#### Problem to work on:
Omit all pictures and give the records below again exactly as written.

— BEGIN Provided records —

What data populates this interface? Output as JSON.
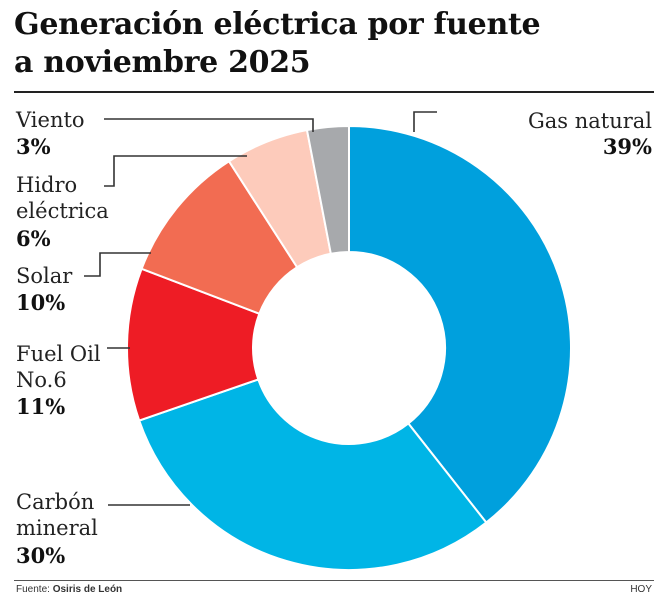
{
  "chart_data": {
    "type": "pie",
    "style": "donut",
    "title_line1": "Generación eléctrica por fuente",
    "title_line2": "a noviembre  2025",
    "slices": [
      {
        "name": "Gas natural",
        "value": 39,
        "label": "39%",
        "color": "#00a0dd"
      },
      {
        "name": "Carbón mineral",
        "value": 30,
        "label": "30%",
        "color": "#00b5e6"
      },
      {
        "name": "Fuel Oil No.6",
        "value": 11,
        "label": "11%",
        "color": "#ee1c25"
      },
      {
        "name": "Solar",
        "value": 10,
        "label": "10%",
        "color": "#f26c52"
      },
      {
        "name": "Hidro eléctrica",
        "value": 6,
        "label": "6%",
        "color": "#fdcbbb"
      },
      {
        "name": "Viento",
        "value": 3,
        "label": "3%",
        "color": "#a7a9ac"
      }
    ],
    "legend_text": {
      "gas": "Gas natural",
      "carbon_1": "Carbón",
      "carbon_2": "mineral",
      "fuel_1": "Fuel Oil",
      "fuel_2": "No.6",
      "solar": "Solar",
      "hidro_1": "Hidro",
      "hidro_2": "eléctrica",
      "viento": "Viento"
    }
  },
  "footer": {
    "source_label": "Fuente:",
    "source_name": "Osiris de León",
    "brand": "HOY"
  }
}
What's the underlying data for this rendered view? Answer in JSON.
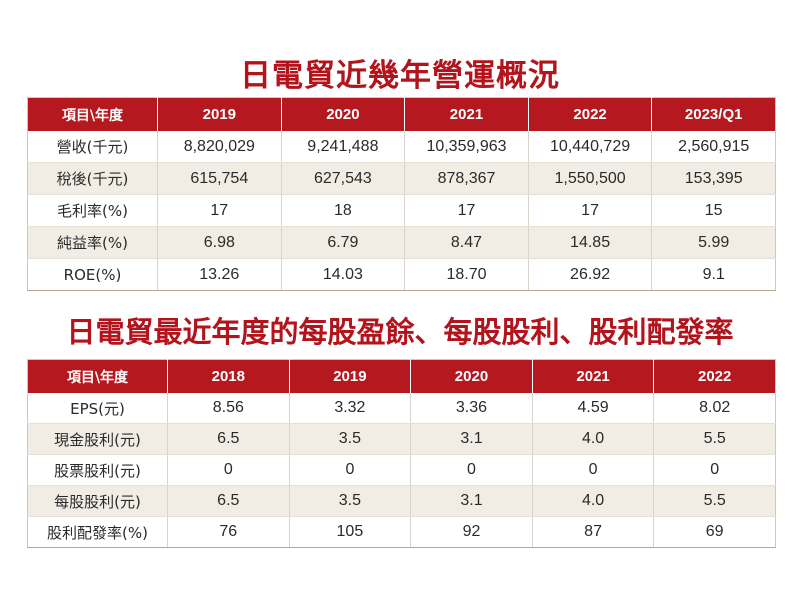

— END Provided records —

#### Answer in full:
What data populates this interface? Output as JSON.
{
  "chart_data": {
    "type": "pie",
    "style": "donut",
    "title_line1": "Generación eléctrica por fuente",
    "title_line2": "a noviembre  2025",
    "slices": [
      {
        "name": "Gas natural",
        "value": 39,
        "label": "39%",
        "color": "#00a0dd"
      },
      {
        "name": "Carbón mineral",
        "value": 30,
        "label": "30%",
        "color": "#00b5e6"
      },
      {
        "name": "Fuel Oil No.6",
        "value": 11,
        "label": "11%",
        "color": "#ee1c25"
      },
      {
        "name": "Solar",
        "value": 10,
        "label": "10%",
        "color": "#f26c52"
      },
      {
        "name": "Hidro eléctrica",
        "value": 6,
        "label": "6%",
        "color": "#fdcbbb"
      },
      {
        "name": "Viento",
        "value": 3,
        "label": "3%",
        "color": "#a7a9ac"
      }
    ],
    "legend_text": {
      "gas": "Gas natural",
      "carbon_1": "Carbón",
      "carbon_2": "mineral",
      "fuel_1": "Fuel Oil",
      "fuel_2": "No.6",
      "solar": "Solar",
      "hidro_1": "Hidro",
      "hidro_2": "eléctrica",
      "viento": "Viento"
    }
  },
  "footer": {
    "source_label": "Fuente:",
    "source_name": "Osiris de León",
    "brand": "HOY"
  }
}
What's the underlying data for this rendered view? Answer in JSON.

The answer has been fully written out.